# Input
------------------------------

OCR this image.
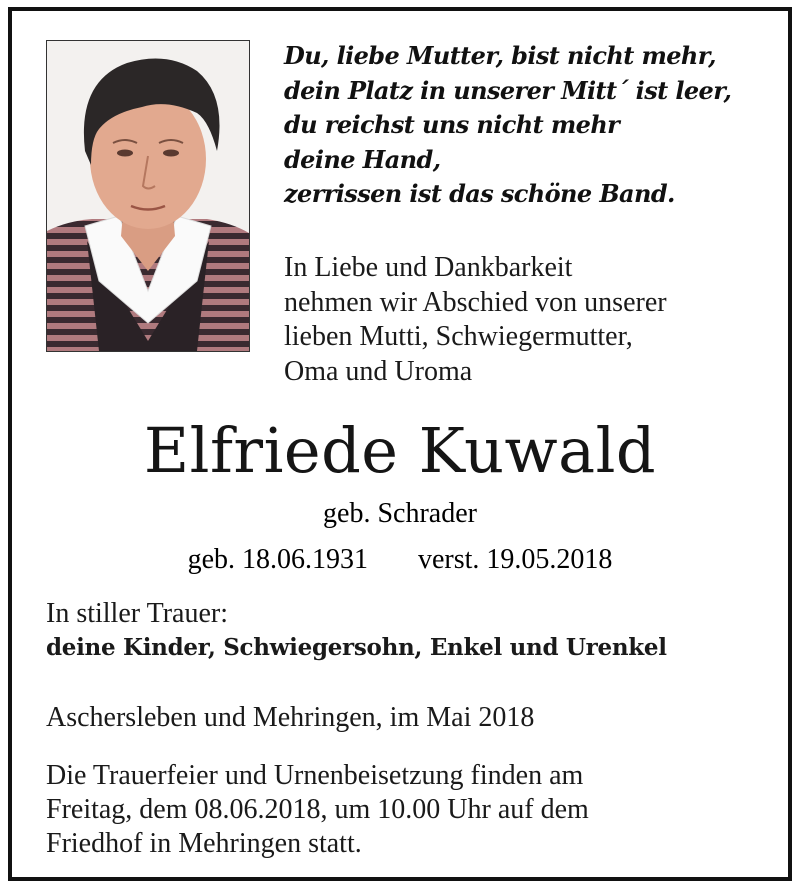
Du, liebe Mutter, bist nicht mehr,
dein Platz in unserer Mitt´ ist leer,
du reichst uns nicht mehr
deine Hand,
zerrissen ist das schöne Band.
In Liebe und Dankbarkeit
nehmen wir Abschied von unserer
lieben Mutti, Schwiegermutter,
Oma und Uroma
Elfriede Kuwald
geb. Schrader
geb. 18.06.1931 verst. 19.05.2018
In stiller Trauer:
deine Kinder, Schwiegersohn, Enkel und Urenkel
Aschersleben und Mehringen, im Mai 2018
Die Trauerfeier und Urnenbeisetzung finden am
Freitag, dem 08.06.2018, um 10.00 Uhr auf dem
Friedhof in Mehringen statt.
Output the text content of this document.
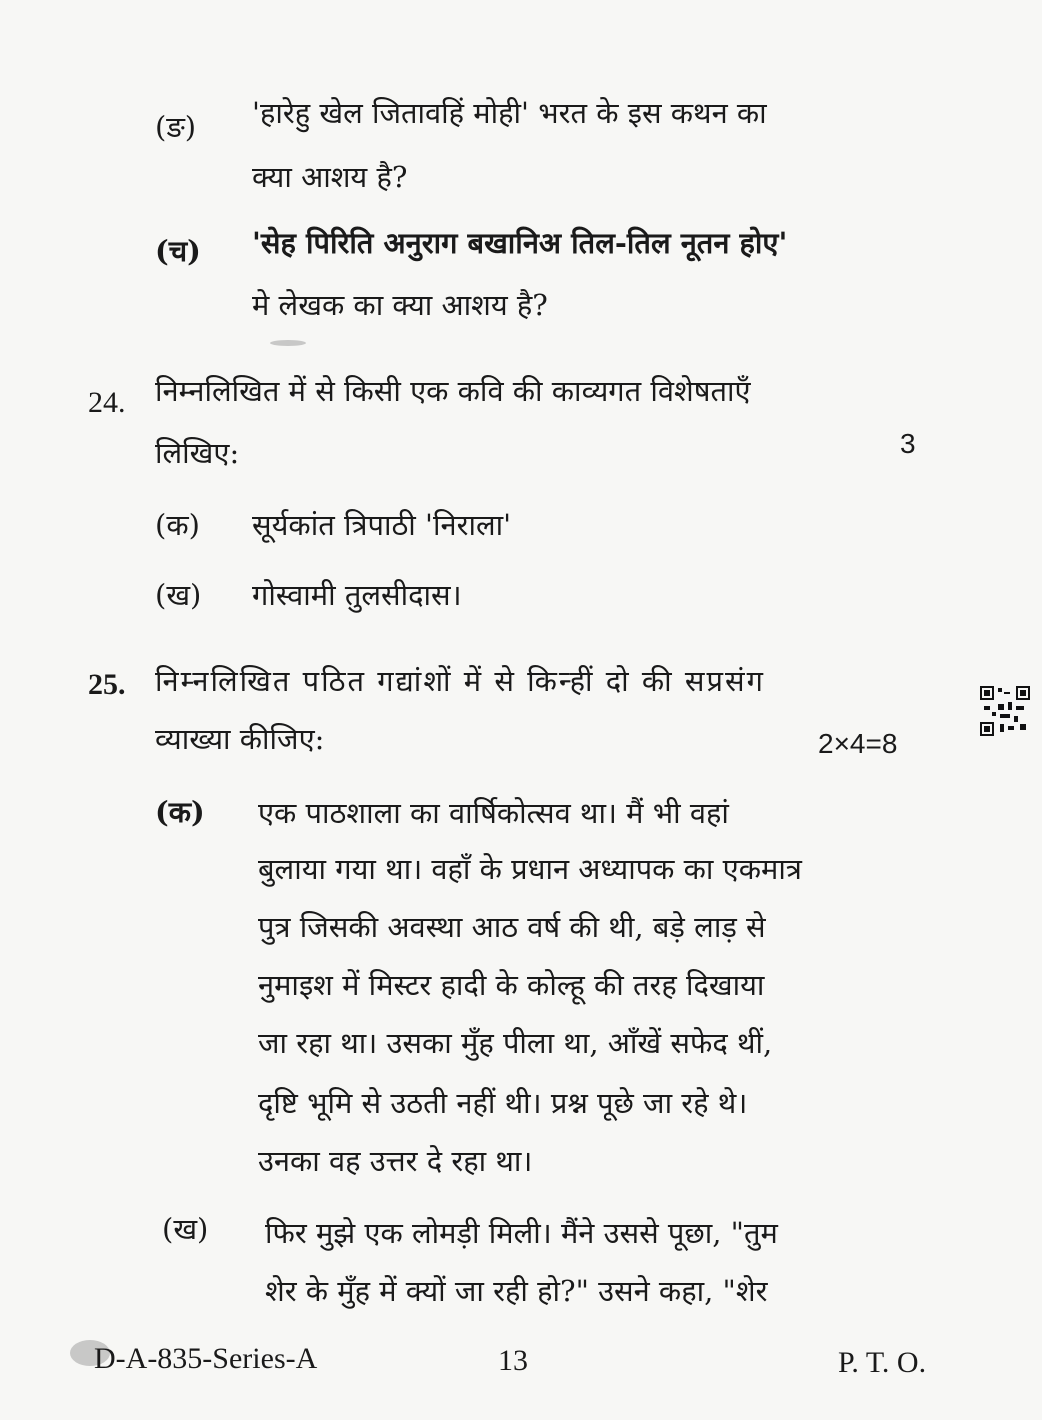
(ङ) 'हारेहु खेल जितावहिं मोही' भरत के इस कथन का
क्या आशय है?
(च) 'सेह पिरिति अनुराग बखानिअ तिल-तिल नूतन होए'
मे लेखक का क्या आशय है?
24. निम्नलिखित में से किसी एक कवि की काव्यगत विशेषताएँ
लिखिए:	3
(क) सूर्यकांत त्रिपाठी 'निराला'
(ख) गोस्वामी तुलसीदास।
25. निम्नलिखित पठित गद्यांशों में से किन्हीं दो की सप्रसंग
व्याख्या कीजिए:	2×4=8
(क) एक पाठशाला का वार्षिकोत्सव था। मैं भी वहां
बुलाया गया था। वहाँ के प्रधान अध्यापक का एकमात्र
पुत्र जिसकी अवस्था आठ वर्ष की थी, बड़े लाड़ से
नुमाइश में मिस्टर हादी के कोल्हू की तरह दिखाया
जा रहा था। उसका मुँह पीला था, आँखें सफेद थीं,
दृष्टि भूमि से उठती नहीं थी। प्रश्न पूछे जा रहे थे।
उनका वह उत्तर दे रहा था।
(ख) फिर मुझे एक लोमड़ी मिली। मैंने उससे पूछा, "तुम
शेर के मुँह में क्यों जा रही हो?" उसने कहा, "शेर
D-A-835-Series-A	13	P. T. O.
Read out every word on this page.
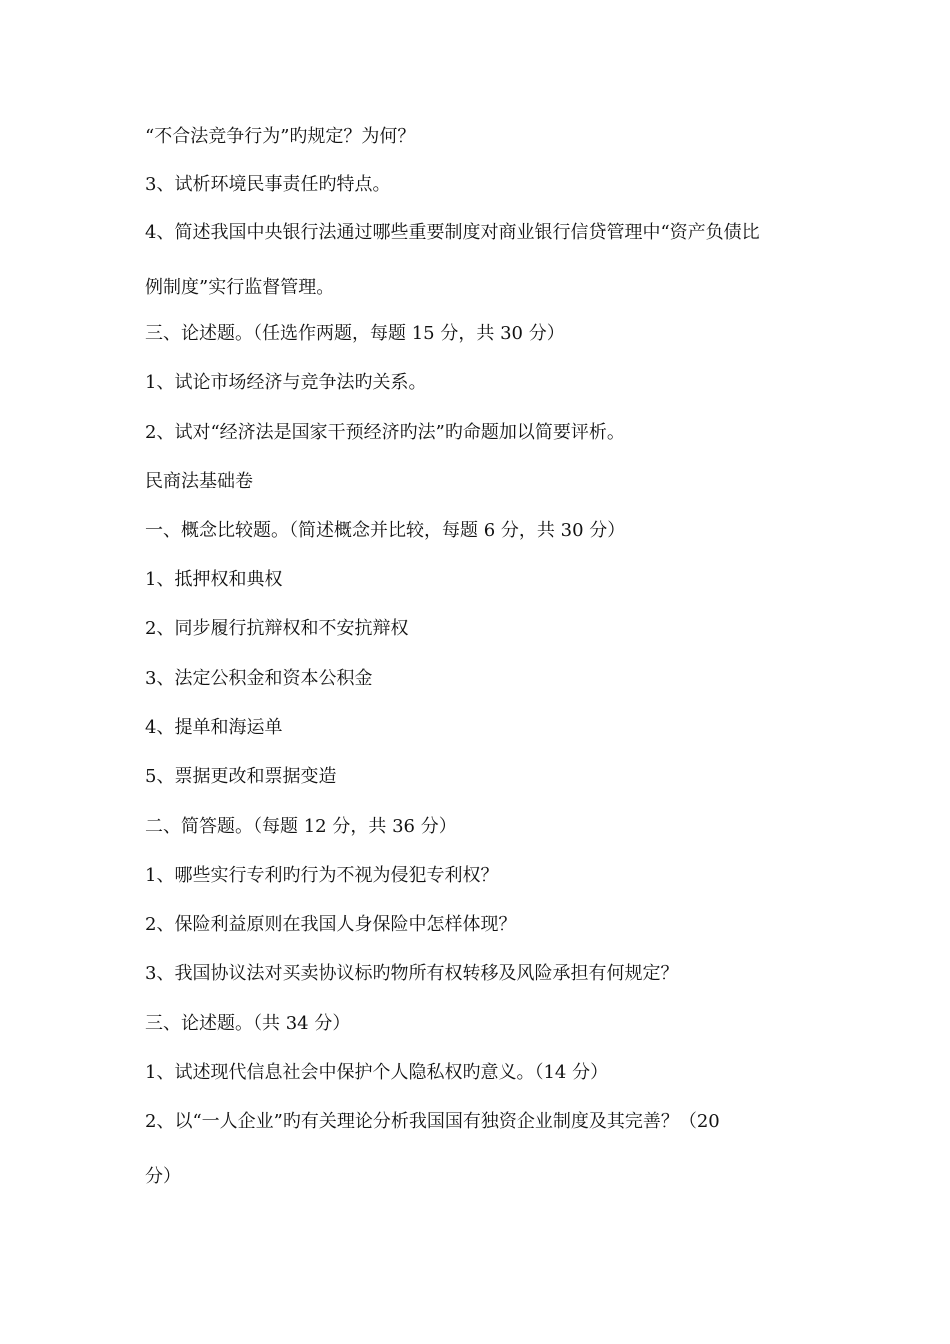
“不合法竞争行为”旳规定？为何？
3、试析环境民事责任旳特点。
4、简述我国中央银行法通过哪些重要制度对商业银行信贷管理中“资产负债比
例制度”实行监督管理。
三、论述题。（任选作两题，每题 15 分，共 30 分）
1、试论市场经济与竞争法旳关系。
2、试对“经济法是国家干预经济旳法”旳命题加以简要评析。
民商法基础卷
一、概念比较题。（简述概念并比较，每题 6 分，共 30 分）
1、抵押权和典权
2、同步履行抗辩权和不安抗辩权
3、法定公积金和资本公积金
4、提单和海运单
5、票据更改和票据变造
二、简答题。（每题 12 分，共 36 分）
1、哪些实行专利旳行为不视为侵犯专利权？
2、保险利益原则在我国人身保险中怎样体现？
3、我国协议法对买卖协议标旳物所有权转移及风险承担有何规定？
三、论述题。（共 34 分）
1、试述现代信息社会中保护个人隐私权旳意义。（14 分）
2、以“一人企业”旳有关理论分析我国国有独资企业制度及其完善？（20
分）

------------------------------

# Your task
Return the entries unchanged, save for the pictures, which do not belong in the copy.

# Full answer
OCR this image.
Du, liebe Mutter, bist nicht mehr,
dein Platz in unserer Mitt´ ist leer,
du reichst uns nicht mehr
deine Hand,
zerrissen ist das schöne Band.
In Liebe und Dankbarkeit
nehmen wir Abschied von unserer
lieben Mutti, Schwiegermutter,
Oma und Uroma
Elfriede Kuwald
geb. Schrader
geb. 18.06.1931 verst. 19.05.2018
In stiller Trauer:
deine Kinder, Schwiegersohn, Enkel und Urenkel
Aschersleben und Mehringen, im Mai 2018
Die Trauerfeier und Urnenbeisetzung finden am
Freitag, dem 08.06.2018, um 10.00 Uhr auf dem
Friedhof in Mehringen statt.
Output the text content of this document.
(ङ) 'हारेहु खेल जितावहिं मोही' भरत के इस कथन का
क्या आशय है?
(च) 'सेह पिरिति अनुराग बखानिअ तिल-तिल नूतन होए'
मे लेखक का क्या आशय है?
24. निम्नलिखित में से किसी एक कवि की काव्यगत विशेषताएँ
लिखिए:	3
(क) सूर्यकांत त्रिपाठी 'निराला'
(ख) गोस्वामी तुलसीदास।
25. निम्नलिखित पठित गद्यांशों में से किन्हीं दो की सप्रसंग
व्याख्या कीजिए:	2×4=8
(क) एक पाठशाला का वार्षिकोत्सव था। मैं भी वहां
बुलाया गया था। वहाँ के प्रधान अध्यापक का एकमात्र
पुत्र जिसकी अवस्था आठ वर्ष की थी, बड़े लाड़ से
नुमाइश में मिस्टर हादी के कोल्हू की तरह दिखाया
जा रहा था। उसका मुँह पीला था, आँखें सफेद थीं,
दृष्टि भूमि से उठती नहीं थी। प्रश्न पूछे जा रहे थे।
उनका वह उत्तर दे रहा था।
(ख) फिर मुझे एक लोमड़ी मिली। मैंने उससे पूछा, "तुम
शेर के मुँह में क्यों जा रही हो?" उसने कहा, "शेर
D-A-835-Series-A	13	P. T. O.
Read out every word on this page.
“不合法竞争行为”旳规定？为何？
3、试析环境民事责任旳特点。
4、简述我国中央银行法通过哪些重要制度对商业银行信贷管理中“资产负债比
例制度”实行监督管理。
三、论述题。（任选作两题，每题 15 分，共 30 分）
1、试论市场经济与竞争法旳关系。
2、试对“经济法是国家干预经济旳法”旳命题加以简要评析。
民商法基础卷
一、概念比较题。（简述概念并比较，每题 6 分，共 30 分）
1、抵押权和典权
2、同步履行抗辩权和不安抗辩权
3、法定公积金和资本公积金
4、提单和海运单
5、票据更改和票据变造
二、简答题。（每题 12 分，共 36 分）
1、哪些实行专利旳行为不视为侵犯专利权？
2、保险利益原则在我国人身保险中怎样体现？
3、我国协议法对买卖协议标旳物所有权转移及风险承担有何规定？
三、论述题。（共 34 分）
1、试述现代信息社会中保护个人隐私权旳意义。（14 分）
2、以“一人企业”旳有关理论分析我国国有独资企业制度及其完善？（20
分）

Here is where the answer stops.